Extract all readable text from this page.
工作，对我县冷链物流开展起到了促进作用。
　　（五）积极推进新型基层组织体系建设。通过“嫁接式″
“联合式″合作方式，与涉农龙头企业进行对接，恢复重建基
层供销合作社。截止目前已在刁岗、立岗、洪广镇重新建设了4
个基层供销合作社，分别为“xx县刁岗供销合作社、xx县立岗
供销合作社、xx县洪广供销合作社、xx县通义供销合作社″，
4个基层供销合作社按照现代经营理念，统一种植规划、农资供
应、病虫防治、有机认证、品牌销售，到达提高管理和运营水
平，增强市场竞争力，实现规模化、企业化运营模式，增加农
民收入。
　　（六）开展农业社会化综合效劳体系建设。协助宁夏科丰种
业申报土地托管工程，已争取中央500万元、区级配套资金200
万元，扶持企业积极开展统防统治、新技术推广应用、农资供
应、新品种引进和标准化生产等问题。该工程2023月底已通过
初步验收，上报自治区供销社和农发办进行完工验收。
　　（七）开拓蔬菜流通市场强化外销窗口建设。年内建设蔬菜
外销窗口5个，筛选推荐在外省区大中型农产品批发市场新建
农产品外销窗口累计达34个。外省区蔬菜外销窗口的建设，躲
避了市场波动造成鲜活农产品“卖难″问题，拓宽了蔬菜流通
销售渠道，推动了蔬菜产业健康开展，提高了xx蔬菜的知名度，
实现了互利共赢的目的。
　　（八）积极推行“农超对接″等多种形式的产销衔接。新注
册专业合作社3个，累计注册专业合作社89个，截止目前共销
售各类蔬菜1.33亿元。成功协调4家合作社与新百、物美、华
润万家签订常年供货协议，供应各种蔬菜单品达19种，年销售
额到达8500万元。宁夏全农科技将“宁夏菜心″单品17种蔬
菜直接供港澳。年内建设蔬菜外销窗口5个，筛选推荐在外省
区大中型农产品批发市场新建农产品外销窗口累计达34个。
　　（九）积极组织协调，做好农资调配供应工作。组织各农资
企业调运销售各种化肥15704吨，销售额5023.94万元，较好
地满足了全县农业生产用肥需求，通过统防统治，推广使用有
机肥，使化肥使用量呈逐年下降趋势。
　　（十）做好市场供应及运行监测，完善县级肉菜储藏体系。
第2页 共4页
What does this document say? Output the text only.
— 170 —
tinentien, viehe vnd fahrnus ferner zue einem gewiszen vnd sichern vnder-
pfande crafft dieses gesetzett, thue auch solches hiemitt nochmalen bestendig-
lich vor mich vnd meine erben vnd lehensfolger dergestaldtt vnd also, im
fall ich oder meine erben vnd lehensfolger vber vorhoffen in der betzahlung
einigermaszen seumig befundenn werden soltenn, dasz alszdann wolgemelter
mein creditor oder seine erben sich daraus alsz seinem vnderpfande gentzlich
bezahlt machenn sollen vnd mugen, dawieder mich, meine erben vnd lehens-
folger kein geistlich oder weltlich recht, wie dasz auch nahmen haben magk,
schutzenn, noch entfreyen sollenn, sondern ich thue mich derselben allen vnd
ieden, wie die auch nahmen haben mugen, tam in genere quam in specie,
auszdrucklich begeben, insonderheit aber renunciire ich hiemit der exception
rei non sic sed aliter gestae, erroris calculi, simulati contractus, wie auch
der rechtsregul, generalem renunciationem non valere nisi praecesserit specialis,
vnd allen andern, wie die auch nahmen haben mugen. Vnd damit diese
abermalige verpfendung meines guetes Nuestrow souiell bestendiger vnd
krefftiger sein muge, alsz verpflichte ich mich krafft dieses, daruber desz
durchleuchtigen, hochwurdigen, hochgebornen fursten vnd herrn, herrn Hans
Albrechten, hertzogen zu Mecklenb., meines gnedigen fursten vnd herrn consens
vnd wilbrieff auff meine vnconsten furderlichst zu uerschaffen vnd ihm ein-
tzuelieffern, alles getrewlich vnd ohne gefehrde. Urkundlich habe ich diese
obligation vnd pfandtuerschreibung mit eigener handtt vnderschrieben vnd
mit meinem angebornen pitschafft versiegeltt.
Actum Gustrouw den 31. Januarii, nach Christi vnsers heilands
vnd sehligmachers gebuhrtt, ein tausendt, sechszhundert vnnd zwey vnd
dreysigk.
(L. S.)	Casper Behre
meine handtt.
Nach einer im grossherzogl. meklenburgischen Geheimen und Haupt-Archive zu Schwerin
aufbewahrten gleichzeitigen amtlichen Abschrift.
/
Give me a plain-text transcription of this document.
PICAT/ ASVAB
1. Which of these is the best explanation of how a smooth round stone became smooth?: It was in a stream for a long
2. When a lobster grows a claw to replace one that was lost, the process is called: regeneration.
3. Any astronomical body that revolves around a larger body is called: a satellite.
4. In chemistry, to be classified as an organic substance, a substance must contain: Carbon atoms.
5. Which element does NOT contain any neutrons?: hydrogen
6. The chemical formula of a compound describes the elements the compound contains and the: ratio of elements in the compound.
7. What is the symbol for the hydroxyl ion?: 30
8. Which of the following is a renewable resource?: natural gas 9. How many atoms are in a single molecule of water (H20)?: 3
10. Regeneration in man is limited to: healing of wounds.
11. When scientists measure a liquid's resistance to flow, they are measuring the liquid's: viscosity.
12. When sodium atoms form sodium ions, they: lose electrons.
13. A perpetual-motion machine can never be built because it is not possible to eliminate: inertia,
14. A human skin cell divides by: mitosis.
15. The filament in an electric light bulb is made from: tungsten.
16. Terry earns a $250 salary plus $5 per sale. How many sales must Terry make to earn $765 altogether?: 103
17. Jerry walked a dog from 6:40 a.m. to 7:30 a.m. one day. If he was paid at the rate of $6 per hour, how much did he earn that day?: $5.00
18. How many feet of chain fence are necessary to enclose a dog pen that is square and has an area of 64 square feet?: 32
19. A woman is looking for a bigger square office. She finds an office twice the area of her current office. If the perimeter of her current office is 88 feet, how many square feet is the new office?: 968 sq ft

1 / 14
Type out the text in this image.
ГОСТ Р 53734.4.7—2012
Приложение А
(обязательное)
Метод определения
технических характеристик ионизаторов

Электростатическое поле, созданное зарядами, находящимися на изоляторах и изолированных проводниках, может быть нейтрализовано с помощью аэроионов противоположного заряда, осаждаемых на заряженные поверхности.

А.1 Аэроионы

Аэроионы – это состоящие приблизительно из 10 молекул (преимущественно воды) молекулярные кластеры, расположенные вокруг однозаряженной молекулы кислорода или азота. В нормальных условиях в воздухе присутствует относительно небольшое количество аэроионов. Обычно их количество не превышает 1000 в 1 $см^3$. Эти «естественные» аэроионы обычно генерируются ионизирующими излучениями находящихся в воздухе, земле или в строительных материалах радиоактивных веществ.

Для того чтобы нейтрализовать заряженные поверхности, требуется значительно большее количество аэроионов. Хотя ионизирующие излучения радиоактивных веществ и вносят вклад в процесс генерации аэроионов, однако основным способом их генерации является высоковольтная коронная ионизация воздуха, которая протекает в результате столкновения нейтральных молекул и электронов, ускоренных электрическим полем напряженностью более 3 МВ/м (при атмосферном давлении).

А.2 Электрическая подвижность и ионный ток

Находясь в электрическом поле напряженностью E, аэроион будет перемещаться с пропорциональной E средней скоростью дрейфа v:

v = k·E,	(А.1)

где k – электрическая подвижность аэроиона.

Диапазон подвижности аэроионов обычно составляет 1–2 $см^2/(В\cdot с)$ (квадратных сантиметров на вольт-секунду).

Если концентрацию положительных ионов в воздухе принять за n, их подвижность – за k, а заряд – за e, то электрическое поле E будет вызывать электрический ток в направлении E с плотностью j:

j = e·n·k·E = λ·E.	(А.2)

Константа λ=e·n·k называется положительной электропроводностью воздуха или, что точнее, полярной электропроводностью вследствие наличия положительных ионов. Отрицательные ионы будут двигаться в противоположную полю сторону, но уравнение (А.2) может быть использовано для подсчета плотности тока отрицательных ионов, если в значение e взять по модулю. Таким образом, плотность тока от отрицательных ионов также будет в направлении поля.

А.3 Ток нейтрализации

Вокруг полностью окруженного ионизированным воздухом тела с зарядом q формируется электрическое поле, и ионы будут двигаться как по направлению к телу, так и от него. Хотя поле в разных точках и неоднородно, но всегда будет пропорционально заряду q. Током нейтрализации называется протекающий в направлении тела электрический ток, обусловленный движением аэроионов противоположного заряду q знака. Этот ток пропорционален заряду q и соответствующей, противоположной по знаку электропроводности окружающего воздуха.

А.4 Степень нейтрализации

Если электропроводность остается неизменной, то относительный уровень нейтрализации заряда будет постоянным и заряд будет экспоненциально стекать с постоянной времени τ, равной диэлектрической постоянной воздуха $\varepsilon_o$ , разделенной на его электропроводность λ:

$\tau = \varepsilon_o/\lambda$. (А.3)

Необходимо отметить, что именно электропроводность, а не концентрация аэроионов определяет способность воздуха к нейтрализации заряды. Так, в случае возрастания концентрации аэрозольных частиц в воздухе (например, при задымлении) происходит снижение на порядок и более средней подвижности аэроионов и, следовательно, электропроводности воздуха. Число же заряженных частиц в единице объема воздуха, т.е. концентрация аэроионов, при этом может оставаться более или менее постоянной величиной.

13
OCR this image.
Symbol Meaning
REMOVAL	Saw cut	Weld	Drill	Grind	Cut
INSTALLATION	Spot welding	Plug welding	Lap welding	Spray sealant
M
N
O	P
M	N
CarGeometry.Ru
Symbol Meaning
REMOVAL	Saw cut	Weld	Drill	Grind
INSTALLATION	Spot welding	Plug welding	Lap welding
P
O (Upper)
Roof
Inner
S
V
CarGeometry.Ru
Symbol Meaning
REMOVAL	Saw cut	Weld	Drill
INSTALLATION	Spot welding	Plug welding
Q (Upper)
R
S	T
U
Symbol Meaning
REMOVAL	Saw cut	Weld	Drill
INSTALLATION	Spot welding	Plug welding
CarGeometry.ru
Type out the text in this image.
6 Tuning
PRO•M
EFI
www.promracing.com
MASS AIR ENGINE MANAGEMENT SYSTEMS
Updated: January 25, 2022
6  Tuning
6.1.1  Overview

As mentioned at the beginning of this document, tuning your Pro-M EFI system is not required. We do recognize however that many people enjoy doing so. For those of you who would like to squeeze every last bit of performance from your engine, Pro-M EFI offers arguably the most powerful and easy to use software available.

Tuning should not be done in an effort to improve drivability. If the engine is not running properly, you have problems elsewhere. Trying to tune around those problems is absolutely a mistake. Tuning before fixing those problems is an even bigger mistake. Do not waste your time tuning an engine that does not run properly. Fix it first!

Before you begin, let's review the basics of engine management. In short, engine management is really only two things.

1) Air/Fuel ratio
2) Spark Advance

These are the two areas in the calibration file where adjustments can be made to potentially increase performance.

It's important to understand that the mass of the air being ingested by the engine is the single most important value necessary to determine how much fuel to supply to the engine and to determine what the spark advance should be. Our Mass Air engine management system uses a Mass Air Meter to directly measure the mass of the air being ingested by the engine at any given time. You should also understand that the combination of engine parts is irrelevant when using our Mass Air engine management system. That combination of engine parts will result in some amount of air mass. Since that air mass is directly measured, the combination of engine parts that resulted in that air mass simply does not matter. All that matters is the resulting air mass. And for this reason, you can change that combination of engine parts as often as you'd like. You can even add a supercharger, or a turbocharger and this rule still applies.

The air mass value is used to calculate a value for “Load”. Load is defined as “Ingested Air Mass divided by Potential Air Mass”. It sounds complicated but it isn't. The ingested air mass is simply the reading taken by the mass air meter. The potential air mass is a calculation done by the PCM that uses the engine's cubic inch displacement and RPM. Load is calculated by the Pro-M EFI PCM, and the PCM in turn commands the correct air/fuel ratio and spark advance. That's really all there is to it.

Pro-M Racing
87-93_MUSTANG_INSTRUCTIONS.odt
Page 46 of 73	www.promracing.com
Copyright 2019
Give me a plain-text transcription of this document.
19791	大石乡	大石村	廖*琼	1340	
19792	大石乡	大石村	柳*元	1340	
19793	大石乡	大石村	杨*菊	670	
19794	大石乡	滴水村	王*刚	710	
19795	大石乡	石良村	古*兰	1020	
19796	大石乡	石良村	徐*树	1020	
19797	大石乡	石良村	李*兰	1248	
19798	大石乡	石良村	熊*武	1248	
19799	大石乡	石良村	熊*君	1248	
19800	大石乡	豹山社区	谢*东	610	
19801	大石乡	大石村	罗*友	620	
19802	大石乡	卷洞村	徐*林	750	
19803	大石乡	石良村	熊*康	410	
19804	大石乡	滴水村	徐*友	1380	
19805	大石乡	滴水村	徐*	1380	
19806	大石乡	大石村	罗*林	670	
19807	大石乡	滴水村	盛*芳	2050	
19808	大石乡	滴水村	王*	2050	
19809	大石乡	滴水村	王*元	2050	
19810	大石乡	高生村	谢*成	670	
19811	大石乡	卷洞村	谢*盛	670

____

(Task statement) Pick out every line above that contains the word "erben" and copy it.

(Result of this task)
lich vor mich vnd meine erben vnd lehensfolger dergestaldtt vnd also, im
fall ich oder meine erben vnd lehensfolger vber vorhoffen in der betzahlung
mein creditor oder seine erben sich daraus alsz seinem vnderpfande gentzlich
bezahlt machenn sollen vnd mugen, dawieder mich, meine erben vnd lehens-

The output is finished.